### EXTRACTED RECORDS

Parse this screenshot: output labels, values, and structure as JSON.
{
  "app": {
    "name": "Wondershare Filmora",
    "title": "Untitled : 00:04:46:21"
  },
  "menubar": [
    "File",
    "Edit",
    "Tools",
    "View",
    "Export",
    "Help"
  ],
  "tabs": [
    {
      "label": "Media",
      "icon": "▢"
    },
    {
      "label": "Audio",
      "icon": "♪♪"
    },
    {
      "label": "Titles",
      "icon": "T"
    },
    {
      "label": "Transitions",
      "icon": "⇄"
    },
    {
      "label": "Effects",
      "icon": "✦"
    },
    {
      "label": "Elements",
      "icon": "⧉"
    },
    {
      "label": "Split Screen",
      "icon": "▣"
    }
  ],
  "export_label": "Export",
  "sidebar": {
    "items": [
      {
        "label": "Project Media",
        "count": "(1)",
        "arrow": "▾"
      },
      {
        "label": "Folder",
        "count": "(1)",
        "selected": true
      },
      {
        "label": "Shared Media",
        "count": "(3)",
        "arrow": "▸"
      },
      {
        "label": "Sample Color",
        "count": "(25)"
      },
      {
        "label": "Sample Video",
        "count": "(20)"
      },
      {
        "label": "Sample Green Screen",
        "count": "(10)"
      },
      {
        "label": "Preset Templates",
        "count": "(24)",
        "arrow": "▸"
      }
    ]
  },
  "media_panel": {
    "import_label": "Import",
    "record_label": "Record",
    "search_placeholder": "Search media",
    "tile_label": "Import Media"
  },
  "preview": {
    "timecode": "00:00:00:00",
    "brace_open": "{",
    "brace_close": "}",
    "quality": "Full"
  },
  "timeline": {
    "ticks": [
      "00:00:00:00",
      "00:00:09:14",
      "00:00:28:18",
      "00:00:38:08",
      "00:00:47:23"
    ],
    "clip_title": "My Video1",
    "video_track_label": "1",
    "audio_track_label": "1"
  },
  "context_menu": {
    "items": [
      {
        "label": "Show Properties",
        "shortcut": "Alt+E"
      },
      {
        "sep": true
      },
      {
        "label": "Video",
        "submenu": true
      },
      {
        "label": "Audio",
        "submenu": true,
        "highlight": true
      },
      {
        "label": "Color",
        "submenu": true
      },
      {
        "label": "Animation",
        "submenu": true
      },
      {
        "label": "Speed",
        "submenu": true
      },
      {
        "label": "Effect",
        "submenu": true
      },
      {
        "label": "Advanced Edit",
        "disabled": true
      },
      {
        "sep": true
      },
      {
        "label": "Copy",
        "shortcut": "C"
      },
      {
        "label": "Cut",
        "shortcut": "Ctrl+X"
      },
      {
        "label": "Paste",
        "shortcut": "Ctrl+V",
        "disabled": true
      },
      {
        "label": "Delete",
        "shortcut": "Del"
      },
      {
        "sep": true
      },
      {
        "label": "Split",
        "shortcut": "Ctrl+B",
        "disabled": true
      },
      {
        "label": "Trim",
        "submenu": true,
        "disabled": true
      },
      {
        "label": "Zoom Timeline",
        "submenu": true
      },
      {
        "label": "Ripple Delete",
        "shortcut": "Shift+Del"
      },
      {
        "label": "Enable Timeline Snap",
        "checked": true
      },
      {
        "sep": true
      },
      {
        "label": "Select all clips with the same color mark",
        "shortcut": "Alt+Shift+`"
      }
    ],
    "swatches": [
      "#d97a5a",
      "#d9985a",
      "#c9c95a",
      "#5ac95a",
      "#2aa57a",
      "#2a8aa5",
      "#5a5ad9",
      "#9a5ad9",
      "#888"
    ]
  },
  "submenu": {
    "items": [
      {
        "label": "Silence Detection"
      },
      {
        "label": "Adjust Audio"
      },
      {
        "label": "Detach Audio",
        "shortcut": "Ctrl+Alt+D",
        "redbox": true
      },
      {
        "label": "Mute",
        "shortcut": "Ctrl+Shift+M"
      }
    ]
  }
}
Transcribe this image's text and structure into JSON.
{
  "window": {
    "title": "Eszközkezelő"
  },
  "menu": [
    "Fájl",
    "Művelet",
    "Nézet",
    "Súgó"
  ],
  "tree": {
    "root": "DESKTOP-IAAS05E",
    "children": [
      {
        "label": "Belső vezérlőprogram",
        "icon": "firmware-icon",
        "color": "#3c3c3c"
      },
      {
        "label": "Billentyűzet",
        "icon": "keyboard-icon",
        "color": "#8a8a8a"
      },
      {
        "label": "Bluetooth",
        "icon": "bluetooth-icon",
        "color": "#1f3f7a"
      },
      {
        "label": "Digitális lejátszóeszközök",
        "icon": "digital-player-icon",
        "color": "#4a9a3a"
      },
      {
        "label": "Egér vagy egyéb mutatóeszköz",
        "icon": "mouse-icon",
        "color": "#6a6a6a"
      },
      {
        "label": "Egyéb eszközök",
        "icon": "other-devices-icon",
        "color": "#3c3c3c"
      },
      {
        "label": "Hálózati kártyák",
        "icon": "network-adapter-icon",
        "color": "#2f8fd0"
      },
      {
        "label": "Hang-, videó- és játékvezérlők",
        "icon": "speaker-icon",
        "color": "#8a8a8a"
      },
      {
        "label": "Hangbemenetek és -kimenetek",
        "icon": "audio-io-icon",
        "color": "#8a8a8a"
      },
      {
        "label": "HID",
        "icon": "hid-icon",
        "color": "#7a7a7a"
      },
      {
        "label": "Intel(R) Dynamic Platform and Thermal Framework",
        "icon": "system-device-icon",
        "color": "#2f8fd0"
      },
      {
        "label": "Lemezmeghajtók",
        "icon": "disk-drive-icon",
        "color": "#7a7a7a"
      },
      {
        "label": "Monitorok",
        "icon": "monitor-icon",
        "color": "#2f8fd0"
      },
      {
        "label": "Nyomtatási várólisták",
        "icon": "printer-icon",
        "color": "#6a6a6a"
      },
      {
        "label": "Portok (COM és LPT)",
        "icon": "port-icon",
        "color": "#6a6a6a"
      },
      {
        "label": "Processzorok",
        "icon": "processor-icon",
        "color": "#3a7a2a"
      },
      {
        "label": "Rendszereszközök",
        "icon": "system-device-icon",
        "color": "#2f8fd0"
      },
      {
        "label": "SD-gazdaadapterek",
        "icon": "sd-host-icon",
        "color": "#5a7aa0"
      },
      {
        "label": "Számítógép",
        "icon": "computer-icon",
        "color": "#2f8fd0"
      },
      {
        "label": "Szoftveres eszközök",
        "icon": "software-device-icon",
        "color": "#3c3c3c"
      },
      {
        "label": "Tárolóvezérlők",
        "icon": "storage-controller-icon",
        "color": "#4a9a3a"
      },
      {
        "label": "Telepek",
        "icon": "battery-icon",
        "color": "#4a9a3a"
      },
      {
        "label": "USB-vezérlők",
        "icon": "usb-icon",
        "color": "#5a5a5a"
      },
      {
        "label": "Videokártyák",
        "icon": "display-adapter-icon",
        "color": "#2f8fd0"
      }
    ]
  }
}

### REQUIREMENTS
Show each line holding the word "JSON".

### ANSWER BELOW
Parse this screenshot: output labels, values, and structure as JSON.
Transcribe this image's text and structure into JSON.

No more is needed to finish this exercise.